All lines featuring the string "segurados" are to be listed.

○ ○ ○

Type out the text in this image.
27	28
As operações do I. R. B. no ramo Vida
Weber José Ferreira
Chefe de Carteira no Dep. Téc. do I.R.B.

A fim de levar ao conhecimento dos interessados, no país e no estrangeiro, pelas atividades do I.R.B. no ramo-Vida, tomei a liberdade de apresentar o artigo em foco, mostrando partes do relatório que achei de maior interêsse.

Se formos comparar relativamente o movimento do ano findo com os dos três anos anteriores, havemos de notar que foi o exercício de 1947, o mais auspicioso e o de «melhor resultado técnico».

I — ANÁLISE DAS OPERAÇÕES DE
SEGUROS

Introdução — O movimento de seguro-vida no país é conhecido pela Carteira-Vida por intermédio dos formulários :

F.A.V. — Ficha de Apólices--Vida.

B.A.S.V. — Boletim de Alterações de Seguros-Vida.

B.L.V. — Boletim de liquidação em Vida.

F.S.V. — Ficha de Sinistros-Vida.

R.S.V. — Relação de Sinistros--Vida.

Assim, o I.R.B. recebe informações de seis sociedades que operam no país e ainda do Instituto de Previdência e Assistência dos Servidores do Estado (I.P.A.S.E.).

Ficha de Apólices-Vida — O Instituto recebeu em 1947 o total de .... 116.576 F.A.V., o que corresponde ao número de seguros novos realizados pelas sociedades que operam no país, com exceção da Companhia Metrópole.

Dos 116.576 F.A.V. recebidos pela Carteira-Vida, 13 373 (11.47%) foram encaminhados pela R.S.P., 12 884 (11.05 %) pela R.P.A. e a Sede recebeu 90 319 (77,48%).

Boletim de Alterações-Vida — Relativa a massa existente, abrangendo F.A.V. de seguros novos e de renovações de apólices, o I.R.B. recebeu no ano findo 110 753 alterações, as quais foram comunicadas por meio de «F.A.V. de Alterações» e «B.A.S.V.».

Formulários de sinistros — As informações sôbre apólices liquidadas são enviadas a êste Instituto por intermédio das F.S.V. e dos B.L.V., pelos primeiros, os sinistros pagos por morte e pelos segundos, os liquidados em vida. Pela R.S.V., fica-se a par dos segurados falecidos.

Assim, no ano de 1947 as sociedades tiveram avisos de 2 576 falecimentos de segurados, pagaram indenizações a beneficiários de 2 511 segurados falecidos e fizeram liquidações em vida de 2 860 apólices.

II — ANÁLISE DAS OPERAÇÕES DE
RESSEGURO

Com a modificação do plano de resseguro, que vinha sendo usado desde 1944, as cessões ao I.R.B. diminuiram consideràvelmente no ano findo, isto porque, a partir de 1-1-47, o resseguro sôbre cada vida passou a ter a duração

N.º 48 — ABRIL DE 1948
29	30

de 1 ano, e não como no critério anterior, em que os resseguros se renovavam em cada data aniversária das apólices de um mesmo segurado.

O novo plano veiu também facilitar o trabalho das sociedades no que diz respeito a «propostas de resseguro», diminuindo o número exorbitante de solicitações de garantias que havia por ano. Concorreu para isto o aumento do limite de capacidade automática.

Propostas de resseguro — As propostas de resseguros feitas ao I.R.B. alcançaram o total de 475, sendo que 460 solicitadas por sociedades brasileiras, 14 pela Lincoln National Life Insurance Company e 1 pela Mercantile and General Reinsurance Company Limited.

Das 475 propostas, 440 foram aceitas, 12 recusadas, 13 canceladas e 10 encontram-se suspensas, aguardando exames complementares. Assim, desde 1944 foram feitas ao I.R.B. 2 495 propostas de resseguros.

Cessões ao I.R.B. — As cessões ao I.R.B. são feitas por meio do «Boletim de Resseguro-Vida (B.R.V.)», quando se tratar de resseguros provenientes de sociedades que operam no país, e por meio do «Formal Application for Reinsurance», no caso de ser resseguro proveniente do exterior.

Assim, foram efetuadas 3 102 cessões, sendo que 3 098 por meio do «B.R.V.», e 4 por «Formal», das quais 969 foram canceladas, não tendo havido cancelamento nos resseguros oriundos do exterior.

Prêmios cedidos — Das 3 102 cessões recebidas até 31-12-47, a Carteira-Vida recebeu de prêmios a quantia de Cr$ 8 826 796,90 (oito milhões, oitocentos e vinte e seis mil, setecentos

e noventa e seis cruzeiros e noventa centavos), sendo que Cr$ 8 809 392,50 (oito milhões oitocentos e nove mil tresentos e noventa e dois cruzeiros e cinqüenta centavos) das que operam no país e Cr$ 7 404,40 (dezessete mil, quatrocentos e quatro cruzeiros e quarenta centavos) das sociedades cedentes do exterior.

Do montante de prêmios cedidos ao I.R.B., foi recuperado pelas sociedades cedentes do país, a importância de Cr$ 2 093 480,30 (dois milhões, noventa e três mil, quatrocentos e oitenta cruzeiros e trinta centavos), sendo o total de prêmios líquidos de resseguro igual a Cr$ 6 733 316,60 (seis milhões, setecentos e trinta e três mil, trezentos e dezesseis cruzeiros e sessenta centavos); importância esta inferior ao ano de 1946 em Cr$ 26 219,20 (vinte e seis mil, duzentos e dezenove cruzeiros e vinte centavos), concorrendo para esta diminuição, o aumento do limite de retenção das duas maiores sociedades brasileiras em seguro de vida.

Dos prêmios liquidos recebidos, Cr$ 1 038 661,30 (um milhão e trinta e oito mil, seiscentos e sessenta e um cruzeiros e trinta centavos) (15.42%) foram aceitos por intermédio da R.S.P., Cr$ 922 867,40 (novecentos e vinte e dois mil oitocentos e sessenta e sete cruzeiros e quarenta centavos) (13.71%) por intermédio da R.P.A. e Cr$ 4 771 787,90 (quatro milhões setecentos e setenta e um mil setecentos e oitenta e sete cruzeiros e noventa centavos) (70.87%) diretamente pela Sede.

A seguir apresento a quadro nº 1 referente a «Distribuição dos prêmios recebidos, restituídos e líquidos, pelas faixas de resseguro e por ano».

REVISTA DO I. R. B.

○ ○ ○

**EXERCISE ANSWER**
Formulários de sinistros — As informações sôbre apólices liquidadas são enviadas a êste Instituto por intermédio das F.S.V. e dos B.L.V., pelos primeiros, os sinistros pagos por morte e pelos segundos, os liquidados em vida. Pela R.S.V., fica-se a par dos segurados falecidos.
Assim, no ano de 1947 as sociedades tiveram avisos de 2 576 falecimentos de segurados, pagaram indenizações a beneficiários de 2 511 segurados falecidos e fizeram liquidações em vida de 2 860 apólices.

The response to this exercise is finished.